+++ DATA IN THIS EXERCISE +++
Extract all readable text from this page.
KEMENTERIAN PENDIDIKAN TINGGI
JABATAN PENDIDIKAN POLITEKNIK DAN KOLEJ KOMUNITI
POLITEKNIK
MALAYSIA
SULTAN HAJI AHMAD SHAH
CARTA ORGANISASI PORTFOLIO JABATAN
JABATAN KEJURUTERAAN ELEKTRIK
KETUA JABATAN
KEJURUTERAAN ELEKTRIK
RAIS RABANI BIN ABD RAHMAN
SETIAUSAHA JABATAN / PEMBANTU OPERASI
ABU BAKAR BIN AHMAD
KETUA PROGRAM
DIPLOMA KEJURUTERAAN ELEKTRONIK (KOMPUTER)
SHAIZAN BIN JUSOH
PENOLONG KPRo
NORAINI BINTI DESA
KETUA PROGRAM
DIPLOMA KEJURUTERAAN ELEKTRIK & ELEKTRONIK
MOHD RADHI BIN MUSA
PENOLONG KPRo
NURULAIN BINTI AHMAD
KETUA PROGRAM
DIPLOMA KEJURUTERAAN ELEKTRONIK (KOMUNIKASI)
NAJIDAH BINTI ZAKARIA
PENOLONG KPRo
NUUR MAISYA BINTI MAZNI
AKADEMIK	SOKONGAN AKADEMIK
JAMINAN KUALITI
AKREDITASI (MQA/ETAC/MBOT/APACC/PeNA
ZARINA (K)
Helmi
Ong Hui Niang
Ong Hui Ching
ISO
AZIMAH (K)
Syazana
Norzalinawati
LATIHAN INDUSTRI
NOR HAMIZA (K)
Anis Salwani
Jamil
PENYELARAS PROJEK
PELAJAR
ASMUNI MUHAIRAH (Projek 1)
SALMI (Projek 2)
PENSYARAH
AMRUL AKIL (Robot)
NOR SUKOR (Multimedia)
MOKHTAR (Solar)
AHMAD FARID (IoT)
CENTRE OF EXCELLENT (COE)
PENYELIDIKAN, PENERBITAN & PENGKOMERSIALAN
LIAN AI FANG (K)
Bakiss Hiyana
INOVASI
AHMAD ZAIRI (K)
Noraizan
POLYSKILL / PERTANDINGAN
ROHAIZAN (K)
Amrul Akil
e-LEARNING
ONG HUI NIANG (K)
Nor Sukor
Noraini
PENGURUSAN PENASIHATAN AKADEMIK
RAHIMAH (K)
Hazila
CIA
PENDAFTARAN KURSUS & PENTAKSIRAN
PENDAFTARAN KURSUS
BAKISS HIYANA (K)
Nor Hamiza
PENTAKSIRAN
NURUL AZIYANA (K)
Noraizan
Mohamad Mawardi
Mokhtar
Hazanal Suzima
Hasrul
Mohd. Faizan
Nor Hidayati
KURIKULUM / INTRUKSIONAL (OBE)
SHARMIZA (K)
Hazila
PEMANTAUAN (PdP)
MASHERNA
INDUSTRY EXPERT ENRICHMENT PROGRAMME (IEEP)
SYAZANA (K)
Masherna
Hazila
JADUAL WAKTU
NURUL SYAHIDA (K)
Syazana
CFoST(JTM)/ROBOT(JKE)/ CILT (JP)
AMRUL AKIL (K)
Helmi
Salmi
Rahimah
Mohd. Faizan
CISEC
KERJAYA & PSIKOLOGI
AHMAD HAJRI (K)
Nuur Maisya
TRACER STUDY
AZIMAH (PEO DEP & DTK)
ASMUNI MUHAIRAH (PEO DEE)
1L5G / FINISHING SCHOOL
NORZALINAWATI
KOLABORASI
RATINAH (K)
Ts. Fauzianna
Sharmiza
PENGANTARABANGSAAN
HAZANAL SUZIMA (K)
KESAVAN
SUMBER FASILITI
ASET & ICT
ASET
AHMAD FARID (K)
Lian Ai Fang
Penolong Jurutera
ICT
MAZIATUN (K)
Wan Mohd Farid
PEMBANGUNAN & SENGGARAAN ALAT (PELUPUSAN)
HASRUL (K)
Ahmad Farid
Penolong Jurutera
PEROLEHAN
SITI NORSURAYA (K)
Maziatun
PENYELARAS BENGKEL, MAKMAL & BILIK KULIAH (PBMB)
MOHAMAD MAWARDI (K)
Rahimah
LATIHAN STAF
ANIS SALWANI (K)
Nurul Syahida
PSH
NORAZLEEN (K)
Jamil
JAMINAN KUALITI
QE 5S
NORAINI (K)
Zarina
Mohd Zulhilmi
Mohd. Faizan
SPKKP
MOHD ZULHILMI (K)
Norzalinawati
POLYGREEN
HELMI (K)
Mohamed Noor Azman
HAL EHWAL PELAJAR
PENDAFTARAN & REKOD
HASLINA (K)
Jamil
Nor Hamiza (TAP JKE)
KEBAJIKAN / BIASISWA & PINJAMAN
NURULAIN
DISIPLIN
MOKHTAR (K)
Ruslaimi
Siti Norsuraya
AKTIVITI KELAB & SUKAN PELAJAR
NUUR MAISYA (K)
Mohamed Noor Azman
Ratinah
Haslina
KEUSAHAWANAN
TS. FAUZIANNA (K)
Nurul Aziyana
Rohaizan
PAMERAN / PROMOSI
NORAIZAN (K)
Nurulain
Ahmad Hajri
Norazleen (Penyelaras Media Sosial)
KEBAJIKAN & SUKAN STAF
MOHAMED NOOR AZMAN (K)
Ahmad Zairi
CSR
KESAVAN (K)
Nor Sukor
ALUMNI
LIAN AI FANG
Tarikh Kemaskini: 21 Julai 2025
+++
# [INSTRUCTIONS TO FOLLOW]
Set down the listing above in full, please, exactly as it appears.

# [FINAL RESULT]
Extract all readable text from this page.
KEMENTERIAN PENDIDIKAN TINGGI
JABATAN PENDIDIKAN POLITEKNIK DAN KOLEJ KOMUNITI
POLITEKNIK
MALAYSIA
SULTAN HAJI AHMAD SHAH
CARTA ORGANISASI PORTFOLIO JABATAN
JABATAN KEJURUTERAAN ELEKTRIK
KETUA JABATAN
KEJURUTERAAN ELEKTRIK
RAIS RABANI BIN ABD RAHMAN
SETIAUSAHA JABATAN / PEMBANTU OPERASI
ABU BAKAR BIN AHMAD
KETUA PROGRAM
DIPLOMA KEJURUTERAAN ELEKTRONIK (KOMPUTER)
SHAIZAN BIN JUSOH
PENOLONG KPRo
NORAINI BINTI DESA
KETUA PROGRAM
DIPLOMA KEJURUTERAAN ELEKTRIK & ELEKTRONIK
MOHD RADHI BIN MUSA
PENOLONG KPRo
NURULAIN BINTI AHMAD
KETUA PROGRAM
DIPLOMA KEJURUTERAAN ELEKTRONIK (KOMUNIKASI)
NAJIDAH BINTI ZAKARIA
PENOLONG KPRo
NUUR MAISYA BINTI MAZNI
AKADEMIK	SOKONGAN AKADEMIK
JAMINAN KUALITI
AKREDITASI (MQA/ETAC/MBOT/APACC/PeNA
ZARINA (K)
Helmi
Ong Hui Niang
Ong Hui Ching
ISO
AZIMAH (K)
Syazana
Norzalinawati
LATIHAN INDUSTRI
NOR HAMIZA (K)
Anis Salwani
Jamil
PENYELARAS PROJEK
PELAJAR
ASMUNI MUHAIRAH (Projek 1)
SALMI (Projek 2)
PENSYARAH
AMRUL AKIL (Robot)
NOR SUKOR (Multimedia)
MOKHTAR (Solar)
AHMAD FARID (IoT)
CENTRE OF EXCELLENT (COE)
PENYELIDIKAN, PENERBITAN & PENGKOMERSIALAN
LIAN AI FANG (K)
Bakiss Hiyana
INOVASI
AHMAD ZAIRI (K)
Noraizan
POLYSKILL / PERTANDINGAN
ROHAIZAN (K)
Amrul Akil
e-LEARNING
ONG HUI NIANG (K)
Nor Sukor
Noraini
PENGURUSAN PENASIHATAN AKADEMIK
RAHIMAH (K)
Hazila
CIA
PENDAFTARAN KURSUS & PENTAKSIRAN
PENDAFTARAN KURSUS
BAKISS HIYANA (K)
Nor Hamiza
PENTAKSIRAN
NURUL AZIYANA (K)
Noraizan
Mohamad Mawardi
Mokhtar
Hazanal Suzima
Hasrul
Mohd. Faizan
Nor Hidayati
KURIKULUM / INTRUKSIONAL (OBE)
SHARMIZA (K)
Hazila
PEMANTAUAN (PdP)
MASHERNA
INDUSTRY EXPERT ENRICHMENT PROGRAMME (IEEP)
SYAZANA (K)
Masherna
Hazila
JADUAL WAKTU
NURUL SYAHIDA (K)
Syazana
CFoST(JTM)/ROBOT(JKE)/ CILT (JP)
AMRUL AKIL (K)
Helmi
Salmi
Rahimah
Mohd. Faizan
CISEC
KERJAYA & PSIKOLOGI
AHMAD HAJRI (K)
Nuur Maisya
TRACER STUDY
AZIMAH (PEO DEP & DTK)
ASMUNI MUHAIRAH (PEO DEE)
1L5G / FINISHING SCHOOL
NORZALINAWATI
KOLABORASI
RATINAH (K)
Ts. Fauzianna
Sharmiza
PENGANTARABANGSAAN
HAZANAL SUZIMA (K)
KESAVAN
SUMBER FASILITI
ASET & ICT
ASET
AHMAD FARID (K)
Lian Ai Fang
Penolong Jurutera
ICT
MAZIATUN (K)
Wan Mohd Farid
PEMBANGUNAN & SENGGARAAN ALAT (PELUPUSAN)
HASRUL (K)
Ahmad Farid
Penolong Jurutera
PEROLEHAN
SITI NORSURAYA (K)
Maziatun
PENYELARAS BENGKEL, MAKMAL & BILIK KULIAH (PBMB)
MOHAMAD MAWARDI (K)
Rahimah
LATIHAN STAF
ANIS SALWANI (K)
Nurul Syahida
PSH
NORAZLEEN (K)
Jamil
JAMINAN KUALITI
QE 5S
NORAINI (K)
Zarina
Mohd Zulhilmi
Mohd. Faizan
SPKKP
MOHD ZULHILMI (K)
Norzalinawati
POLYGREEN
HELMI (K)
Mohamed Noor Azman
HAL EHWAL PELAJAR
PENDAFTARAN & REKOD
HASLINA (K)
Jamil
Nor Hamiza (TAP JKE)
KEBAJIKAN / BIASISWA & PINJAMAN
NURULAIN
DISIPLIN
MOKHTAR (K)
Ruslaimi
Siti Norsuraya
AKTIVITI KELAB & SUKAN PELAJAR
NUUR MAISYA (K)
Mohamed Noor Azman
Ratinah
Haslina
KEUSAHAWANAN
TS. FAUZIANNA (K)
Nurul Aziyana
Rohaizan
PAMERAN / PROMOSI
NORAIZAN (K)
Nurulain
Ahmad Hajri
Norazleen (Penyelaras Media Sosial)
KEBAJIKAN & SUKAN STAF
MOHAMED NOOR AZMAN (K)
Ahmad Zairi
CSR
KESAVAN (K)
Nor Sukor
ALUMNI
LIAN AI FANG
Tarikh Kemaskini: 21 Julai 2025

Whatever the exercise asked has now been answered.